**Aim:** Are you able to quote each entry exactly as written?

Records from a data collection
◇ ◇ ◇ ◇ ◇

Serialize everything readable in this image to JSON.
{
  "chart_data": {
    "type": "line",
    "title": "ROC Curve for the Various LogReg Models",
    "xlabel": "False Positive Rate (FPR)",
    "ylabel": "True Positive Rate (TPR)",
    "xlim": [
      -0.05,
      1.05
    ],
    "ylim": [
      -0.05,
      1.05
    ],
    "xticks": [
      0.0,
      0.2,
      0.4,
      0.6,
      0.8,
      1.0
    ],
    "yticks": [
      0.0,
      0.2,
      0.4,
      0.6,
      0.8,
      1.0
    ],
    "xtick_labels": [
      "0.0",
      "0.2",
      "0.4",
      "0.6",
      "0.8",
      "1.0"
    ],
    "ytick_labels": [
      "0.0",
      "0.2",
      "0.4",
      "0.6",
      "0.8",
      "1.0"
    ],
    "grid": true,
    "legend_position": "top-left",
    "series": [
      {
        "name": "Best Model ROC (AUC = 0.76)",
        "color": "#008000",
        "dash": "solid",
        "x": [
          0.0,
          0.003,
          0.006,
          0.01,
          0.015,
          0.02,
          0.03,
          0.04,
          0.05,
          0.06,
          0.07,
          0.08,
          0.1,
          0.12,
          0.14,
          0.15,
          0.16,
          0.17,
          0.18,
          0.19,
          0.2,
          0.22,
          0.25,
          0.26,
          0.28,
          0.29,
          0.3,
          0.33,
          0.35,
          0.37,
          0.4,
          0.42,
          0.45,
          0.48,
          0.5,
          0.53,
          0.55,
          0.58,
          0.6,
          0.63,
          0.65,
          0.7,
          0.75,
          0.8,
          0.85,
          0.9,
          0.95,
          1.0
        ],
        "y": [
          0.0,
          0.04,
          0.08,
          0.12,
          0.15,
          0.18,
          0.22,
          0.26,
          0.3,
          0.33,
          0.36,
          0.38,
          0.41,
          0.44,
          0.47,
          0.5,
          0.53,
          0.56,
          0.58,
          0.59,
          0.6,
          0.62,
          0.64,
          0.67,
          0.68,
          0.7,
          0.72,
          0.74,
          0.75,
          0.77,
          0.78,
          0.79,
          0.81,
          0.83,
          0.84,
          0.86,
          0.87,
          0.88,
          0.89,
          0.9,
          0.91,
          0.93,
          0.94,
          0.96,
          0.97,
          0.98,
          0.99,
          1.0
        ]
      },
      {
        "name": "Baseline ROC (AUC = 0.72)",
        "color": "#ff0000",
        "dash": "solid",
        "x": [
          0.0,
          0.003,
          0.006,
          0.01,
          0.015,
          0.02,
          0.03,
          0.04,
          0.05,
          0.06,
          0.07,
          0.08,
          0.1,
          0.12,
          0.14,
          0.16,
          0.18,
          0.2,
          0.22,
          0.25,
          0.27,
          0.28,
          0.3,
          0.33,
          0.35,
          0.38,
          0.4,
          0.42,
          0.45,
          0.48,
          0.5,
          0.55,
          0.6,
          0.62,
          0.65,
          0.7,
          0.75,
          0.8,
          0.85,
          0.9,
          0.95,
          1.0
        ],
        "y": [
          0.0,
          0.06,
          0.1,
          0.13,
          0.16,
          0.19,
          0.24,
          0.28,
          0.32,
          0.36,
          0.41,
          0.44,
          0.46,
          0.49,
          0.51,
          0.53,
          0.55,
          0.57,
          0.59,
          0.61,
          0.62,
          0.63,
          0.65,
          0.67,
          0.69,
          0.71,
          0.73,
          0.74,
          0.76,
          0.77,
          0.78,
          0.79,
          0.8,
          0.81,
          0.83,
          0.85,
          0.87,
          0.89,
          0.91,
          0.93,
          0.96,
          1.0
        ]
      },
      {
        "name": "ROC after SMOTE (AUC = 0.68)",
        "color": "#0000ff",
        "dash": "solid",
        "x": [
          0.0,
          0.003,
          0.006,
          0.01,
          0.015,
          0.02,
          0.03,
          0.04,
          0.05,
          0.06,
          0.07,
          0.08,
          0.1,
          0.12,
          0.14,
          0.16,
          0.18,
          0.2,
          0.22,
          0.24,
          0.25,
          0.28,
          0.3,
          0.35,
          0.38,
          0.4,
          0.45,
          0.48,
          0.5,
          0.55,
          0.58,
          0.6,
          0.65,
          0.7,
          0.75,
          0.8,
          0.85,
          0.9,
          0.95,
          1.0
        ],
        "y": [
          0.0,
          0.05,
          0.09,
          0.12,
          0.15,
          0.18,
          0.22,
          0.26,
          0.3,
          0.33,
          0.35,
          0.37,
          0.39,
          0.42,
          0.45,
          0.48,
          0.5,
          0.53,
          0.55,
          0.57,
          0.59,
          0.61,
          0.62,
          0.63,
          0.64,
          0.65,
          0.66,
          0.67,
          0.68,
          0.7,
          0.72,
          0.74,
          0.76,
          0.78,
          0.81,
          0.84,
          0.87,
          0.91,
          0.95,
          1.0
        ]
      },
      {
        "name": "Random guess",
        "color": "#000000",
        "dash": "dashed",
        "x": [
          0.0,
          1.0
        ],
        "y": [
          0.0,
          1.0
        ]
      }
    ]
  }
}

◇ ◇ ◇ ◇ ◇

**Exercise answer:**
Serialize everything readable in this image to JSON.
{
  "chart_data": {
    "type": "line",
    "title": "ROC Curve for the Various LogReg Models",
    "xlabel": "False Positive Rate (FPR)",
    "ylabel": "True Positive Rate (TPR)",
    "xlim": [
      -0.05,
      1.05
    ],
    "ylim": [
      -0.05,
      1.05
    ],
    "xticks": [
      0.0,
      0.2,
      0.4,
      0.6,
      0.8,
      1.0
    ],
    "yticks": [
      0.0,
      0.2,
      0.4,
      0.6,
      0.8,
      1.0
    ],
    "xtick_labels": [
      "0.0",
      "0.2",
      "0.4",
      "0.6",
      "0.8",
      "1.0"
    ],
    "ytick_labels": [
      "0.0",
      "0.2",
      "0.4",
      "0.6",
      "0.8",
      "1.0"
    ],
    "grid": true,
    "legend_position": "top-left",
    "series": [
      {
        "name": "Best Model ROC (AUC = 0.76)",
        "color": "#008000",
        "dash": "solid",
        "x": [
          0.0,
          0.003,
          0.006,
          0.01,
          0.015,
          0.02,
          0.03,
          0.04,
          0.05,
          0.06,
          0.07,
          0.08,
          0.1,
          0.12,
          0.14,
          0.15,
          0.16,
          0.17,
          0.18,
          0.19,
          0.2,
          0.22,
          0.25,
          0.26,
          0.28,
          0.29,
          0.3,
          0.33,
          0.35,
          0.37,
          0.4,
          0.42,
          0.45,
          0.48,
          0.5,
          0.53,
          0.55,
          0.58,
          0.6,
          0.63,
          0.65,
          0.7,
          0.75,
          0.8,
          0.85,
          0.9,
          0.95,
          1.0
        ],
        "y": [
          0.0,
          0.04,
          0.08,
          0.12,
          0.15,
          0.18,
          0.22,
          0.26,
          0.3,
          0.33,
          0.36,
          0.38,
          0.41,
          0.44,
          0.47,
          0.5,
          0.53,
          0.56,
          0.58,
          0.59,
          0.6,
          0.62,
          0.64,
          0.67,
          0.68,
          0.7,
          0.72,
          0.74,
          0.75,
          0.77,
          0.78,
          0.79,
          0.81,
          0.83,
          0.84,
          0.86,
          0.87,
          0.88,
          0.89,
          0.9,
          0.91,
          0.93,
          0.94,
          0.96,
          0.97,
          0.98,
          0.99,
          1.0
        ]
      },
      {
        "name": "Baseline ROC (AUC = 0.72)",
        "color": "#ff0000",
        "dash": "solid",
        "x": [
          0.0,
          0.003,
          0.006,
          0.01,
          0.015,
          0.02,
          0.03,
          0.04,
          0.05,
          0.06,
          0.07,
          0.08,
          0.1,
          0.12,
          0.14,
          0.16,
          0.18,
          0.2,
          0.22,
          0.25,
          0.27,
          0.28,
          0.3,
          0.33,
          0.35,
          0.38,
          0.4,
          0.42,
          0.45,
          0.48,
          0.5,
          0.55,
          0.6,
          0.62,
          0.65,
          0.7,
          0.75,
          0.8,
          0.85,
          0.9,
          0.95,
          1.0
        ],
        "y": [
          0.0,
          0.06,
          0.1,
          0.13,
          0.16,
          0.19,
          0.24,
          0.28,
          0.32,
          0.36,
          0.41,
          0.44,
          0.46,
          0.49,
          0.51,
          0.53,
          0.55,
          0.57,
          0.59,
          0.61,
          0.62,
          0.63,
          0.65,
          0.67,
          0.69,
          0.71,
          0.73,
          0.74,
          0.76,
          0.77,
          0.78,
          0.79,
          0.8,
          0.81,
          0.83,
          0.85,
          0.87,
          0.89,
          0.91,
          0.93,
          0.96,
          1.0
        ]
      },
      {
        "name": "ROC after SMOTE (AUC = 0.68)",
        "color": "#0000ff",
        "dash": "solid",
        "x": [
          0.0,
          0.003,
          0.006,
          0.01,
          0.015,
          0.02,
          0.03,
          0.04,
          0.05,
          0.06,
          0.07,
          0.08,
          0.1,
          0.12,
          0.14,
          0.16,
          0.18,
          0.2,
          0.22,
          0.24,
          0.25,
          0.28,
          0.3,
          0.35,
          0.38,
          0.4,
          0.45,
          0.48,
          0.5,
          0.55,
          0.58,
          0.6,
          0.65,
          0.7,
          0.75,
          0.8,
          0.85,
          0.9,
          0.95,
          1.0
        ],
        "y": [
          0.0,
          0.05,
          0.09,
          0.12,
          0.15,
          0.18,
          0.22,
          0.26,
          0.3,
          0.33,
          0.35,
          0.37,
          0.39,
          0.42,
          0.45,
          0.48,
          0.5,
          0.53,
          0.55,
          0.57,
          0.59,
          0.61,
          0.62,
          0.63,
          0.64,
          0.65,
          0.66,
          0.67,
          0.68,
          0.7,
          0.72,
          0.74,
          0.76,
          0.78,
          0.81,
          0.84,
          0.87,
          0.91,
          0.95,
          1.0
        ]
      },
      {
        "name": "Random guess",
        "color": "#000000",
        "dash": "dashed",
        "x": [
          0.0,
          1.0
        ],
        "y": [
          0.0,
          1.0
        ]
      }
    ]
  }
}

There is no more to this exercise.